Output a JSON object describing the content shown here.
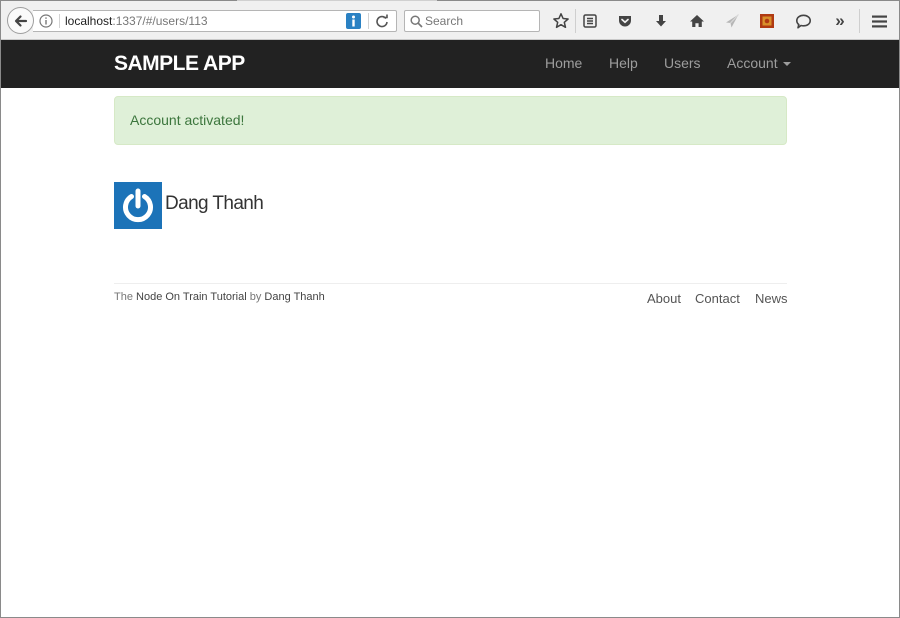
{
  "browser": {
    "url_host": "localhost",
    "url_rest": ":1337/#/users/113",
    "search_placeholder": "Search",
    "overflow_label": "»"
  },
  "navbar": {
    "brand": "SAMPLE APP",
    "items": [
      {
        "label": "Home"
      },
      {
        "label": "Help"
      },
      {
        "label": "Users"
      },
      {
        "label": "Account"
      }
    ]
  },
  "flash": {
    "message": "Account activated!"
  },
  "profile": {
    "name": "Dang Thanh"
  },
  "footer": {
    "prefix": "The ",
    "tutorial_link": "Node On Train Tutorial",
    "by": " by ",
    "author_link": "Dang Thanh",
    "links": [
      {
        "label": "About"
      },
      {
        "label": "Contact"
      },
      {
        "label": "News"
      }
    ]
  },
  "colors": {
    "navbar_bg": "#222222",
    "alert_bg": "#dff0d8",
    "alert_text": "#3c763d",
    "gravatar_bg": "#1c73b8"
  }
}
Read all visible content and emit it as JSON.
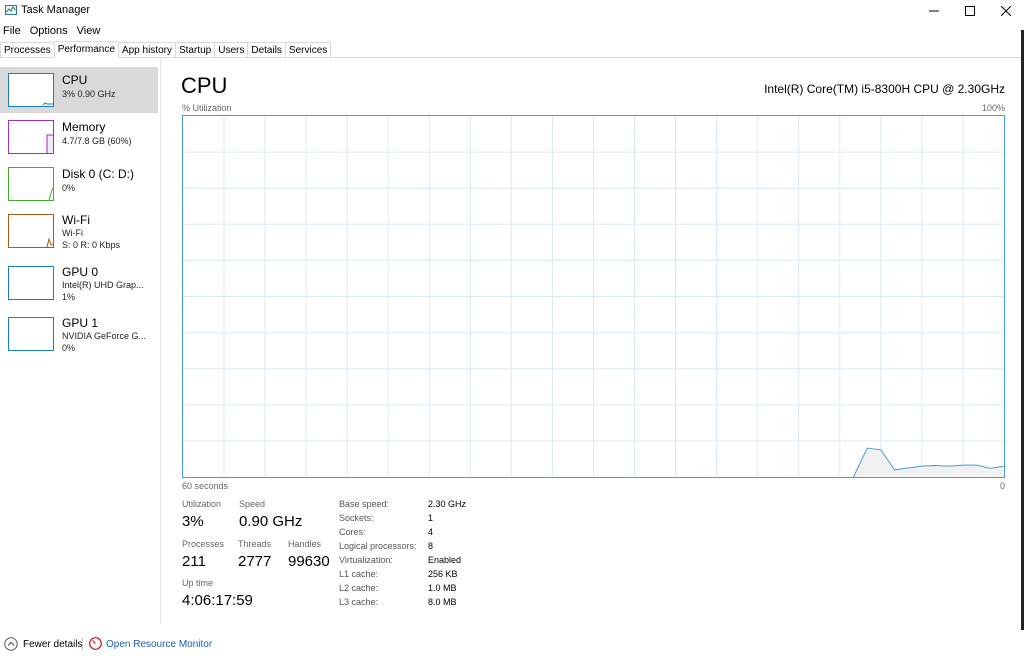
{
  "window": {
    "title": "Task Manager"
  },
  "menu": [
    "File",
    "Options",
    "View"
  ],
  "tabs": [
    "Processes",
    "Performance",
    "App history",
    "Startup",
    "Users",
    "Details",
    "Services"
  ],
  "sidebar": {
    "items": [
      {
        "name": "CPU",
        "sub1": "3% 0.90 GHz",
        "sub2": "",
        "color": "#1a7ec4"
      },
      {
        "name": "Memory",
        "sub1": "4.7/7.8 GB (60%)",
        "sub2": "",
        "color": "#9b30c0"
      },
      {
        "name": "Disk 0 (C: D:)",
        "sub1": "0%",
        "sub2": "",
        "color": "#4aa829"
      },
      {
        "name": "Wi-Fi",
        "sub1": "Wi-Fi",
        "sub2": "S: 0 R: 0 Kbps",
        "color": "#a75b14"
      },
      {
        "name": "GPU 0",
        "sub1": "Intel(R) UHD Grap...",
        "sub2": "1%",
        "color": "#1a7ec4"
      },
      {
        "name": "GPU 1",
        "sub1": "NVIDIA GeForce G...",
        "sub2": "0%",
        "color": "#1a7ec4"
      }
    ]
  },
  "main": {
    "title": "CPU",
    "model": "Intel(R) Core(TM) i5-8300H CPU @ 2.30GHz",
    "util_label": "% Utilization",
    "max_label": "100%",
    "time_label": "60 seconds",
    "min_label": "0",
    "graph_color": "#4a9bd1",
    "utilization_series": [
      0,
      0,
      0,
      0,
      0,
      0,
      0,
      0,
      0,
      0,
      0,
      0,
      0,
      0,
      0,
      0,
      0,
      0,
      0,
      0,
      0,
      0,
      0,
      0,
      0,
      0,
      0,
      0,
      0,
      0,
      0,
      0,
      0,
      0,
      0,
      0,
      0,
      0,
      0,
      0,
      0,
      0,
      0,
      0,
      0,
      0,
      0,
      0,
      0,
      0,
      8,
      7.5,
      2,
      2.5,
      3,
      3.2,
      3,
      3.3,
      3.3,
      2.4,
      3
    ]
  },
  "stats": {
    "utilization": {
      "label": "Utilization",
      "value": "3%"
    },
    "speed": {
      "label": "Speed",
      "value": "0.90 GHz"
    },
    "processes": {
      "label": "Processes",
      "value": "211"
    },
    "threads": {
      "label": "Threads",
      "value": "2777"
    },
    "handles": {
      "label": "Handles",
      "value": "99630"
    },
    "uptime": {
      "label": "Up time",
      "value": "4:06:17:59"
    }
  },
  "specs": [
    {
      "label": "Base speed:",
      "value": "2.30 GHz"
    },
    {
      "label": "Sockets:",
      "value": "1"
    },
    {
      "label": "Cores:",
      "value": "4"
    },
    {
      "label": "Logical processors:",
      "value": "8"
    },
    {
      "label": "Virtualization:",
      "value": "Enabled"
    },
    {
      "label": "L1 cache:",
      "value": "256 KB"
    },
    {
      "label": "L2 cache:",
      "value": "1.0 MB"
    },
    {
      "label": "L3 cache:",
      "value": "8.0 MB"
    }
  ],
  "footer": {
    "fewer_details": "Fewer details",
    "resource_monitor": "Open Resource Monitor"
  }
}
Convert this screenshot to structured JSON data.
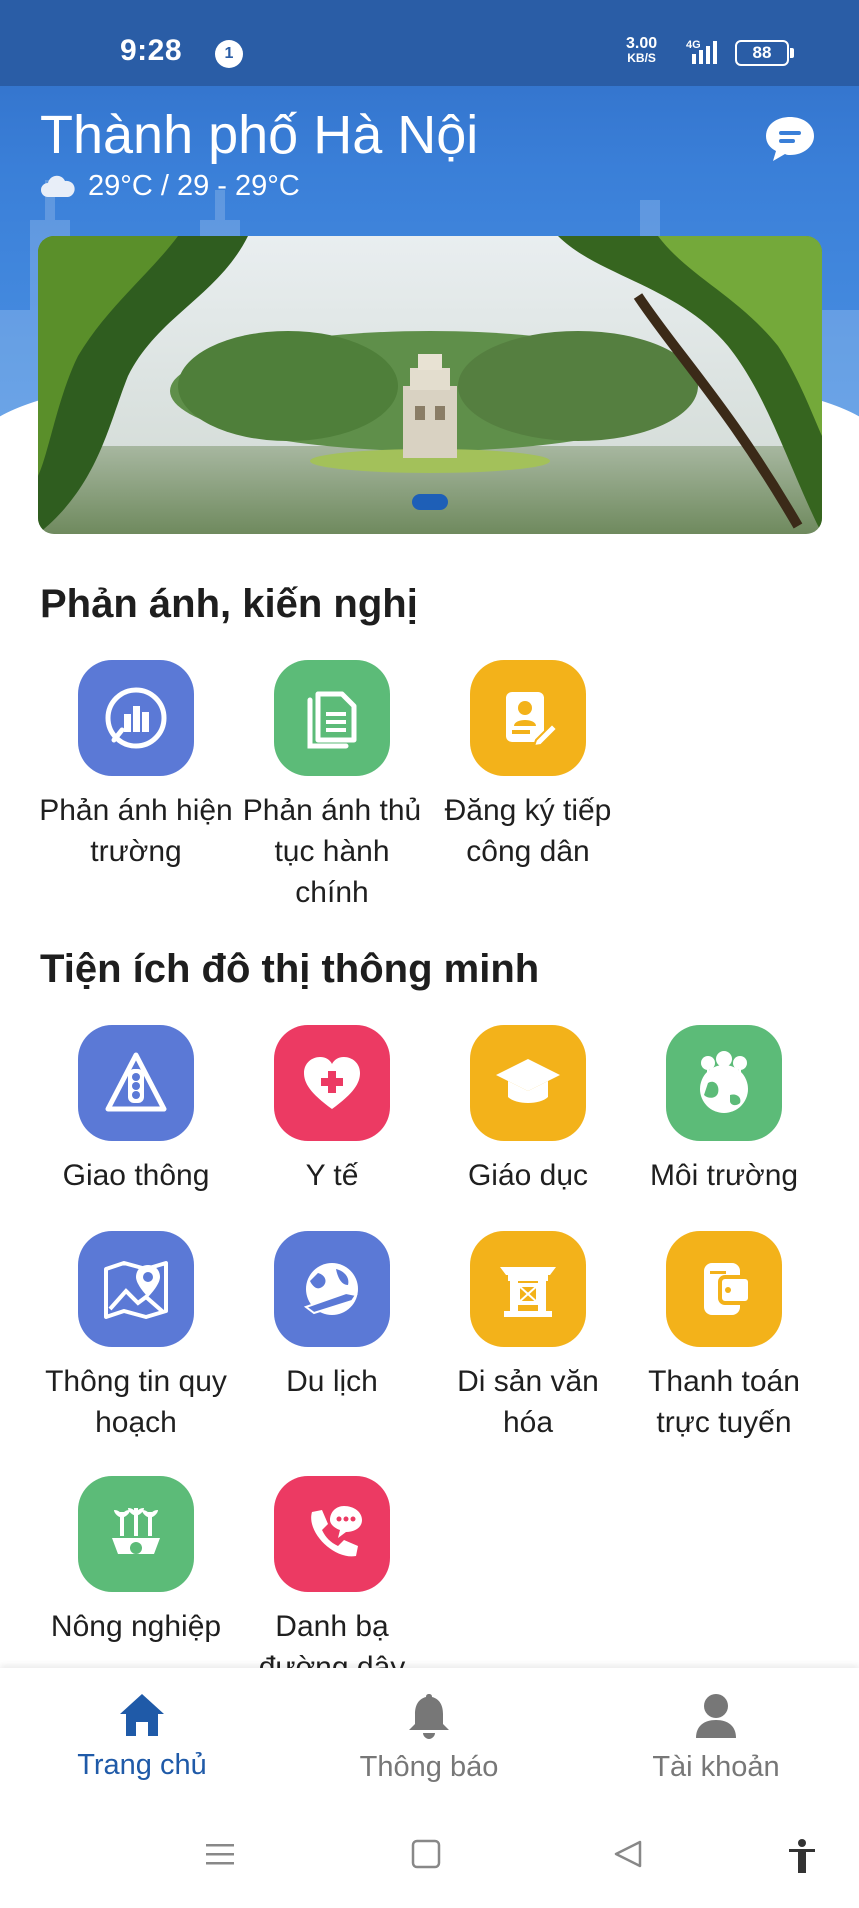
{
  "status_bar": {
    "time": "9:28",
    "notification_count": "1",
    "speed_value": "3.00",
    "speed_unit": "KB/S",
    "network": "4G",
    "battery": "88"
  },
  "header": {
    "city": "Thành phố Hà Nội",
    "weather": "29°C / 29 - 29°C"
  },
  "sections": {
    "feedback": {
      "title": "Phản ánh, kiến nghị",
      "items": [
        {
          "label": "Phản ánh hiện trường",
          "icon": "city-report-icon",
          "color": "#5b79d6"
        },
        {
          "label": "Phản ánh thủ tục hành chính",
          "icon": "document-icon",
          "color": "#5cbb78"
        },
        {
          "label": "Đăng ký tiếp công dân",
          "icon": "citizen-registration-icon",
          "color": "#f3b21a"
        }
      ]
    },
    "smart_city": {
      "title": "Tiện ích đô thị thông minh",
      "items": [
        {
          "label": "Giao thông",
          "icon": "traffic-light-icon",
          "color": "#5b79d6"
        },
        {
          "label": "Y tế",
          "icon": "heart-health-icon",
          "color": "#ec3a63"
        },
        {
          "label": "Giáo dục",
          "icon": "graduation-cap-icon",
          "color": "#f3b21a"
        },
        {
          "label": "Môi trường",
          "icon": "earth-trees-icon",
          "color": "#5cbb78"
        },
        {
          "label": "Thông tin quy hoạch",
          "icon": "map-pin-icon",
          "color": "#5b79d6"
        },
        {
          "label": "Du lịch",
          "icon": "globe-plane-icon",
          "color": "#5b79d6"
        },
        {
          "label": "Di sản văn hóa",
          "icon": "heritage-gate-icon",
          "color": "#f3b21a"
        },
        {
          "label": "Thanh toán trực tuyến",
          "icon": "wallet-icon",
          "color": "#f3b21a"
        },
        {
          "label": "Nông nghiệp",
          "icon": "agriculture-icon",
          "color": "#5cbb78"
        },
        {
          "label": "Danh bạ đường dây",
          "icon": "phone-chat-icon",
          "color": "#ec3a63"
        }
      ]
    }
  },
  "bottom_nav": {
    "home": "Trang chủ",
    "notifications": "Thông báo",
    "account": "Tài khoản"
  }
}
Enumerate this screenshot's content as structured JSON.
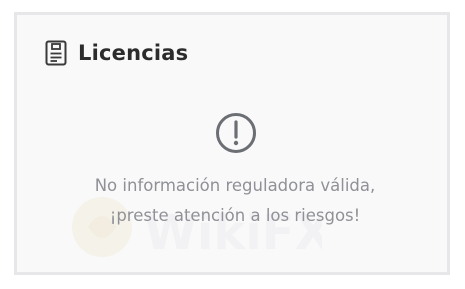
{
  "card": {
    "title": "Licencias",
    "icon": "license-document-icon",
    "alert_icon": "exclamation-circle-icon",
    "message_line1": "No información reguladora válida,",
    "message_line2": "¡preste atención a los riesgos!"
  },
  "watermark": {
    "text": "WikiFX"
  },
  "colors": {
    "card_background": "#f9f9fa",
    "card_border": "#e7e7ea",
    "title_text": "#2c2c2c",
    "message_text": "#8f9196",
    "icon_gray": "#6b6e73"
  }
}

########################################

Take the line that contains "Enumerate this screenshot's" as the first and the last line of the records as the end, and please quote those lines exactly, pictures omitted.

Enumerate this screenshot's content as structured JSON.
{
  "card": {
    "title": "Licencias",
    "icon": "license-document-icon",
    "alert_icon": "exclamation-circle-icon",
    "message_line1": "No información reguladora válida,",
    "message_line2": "¡preste atención a los riesgos!"
  },
  "watermark": {
    "text": "WikiFX"
  },
  "colors": {
    "card_background": "#f9f9fa",
    "card_border": "#e7e7ea",
    "title_text": "#2c2c2c",
    "message_text": "#8f9196",
    "icon_gray": "#6b6e73"
  }
}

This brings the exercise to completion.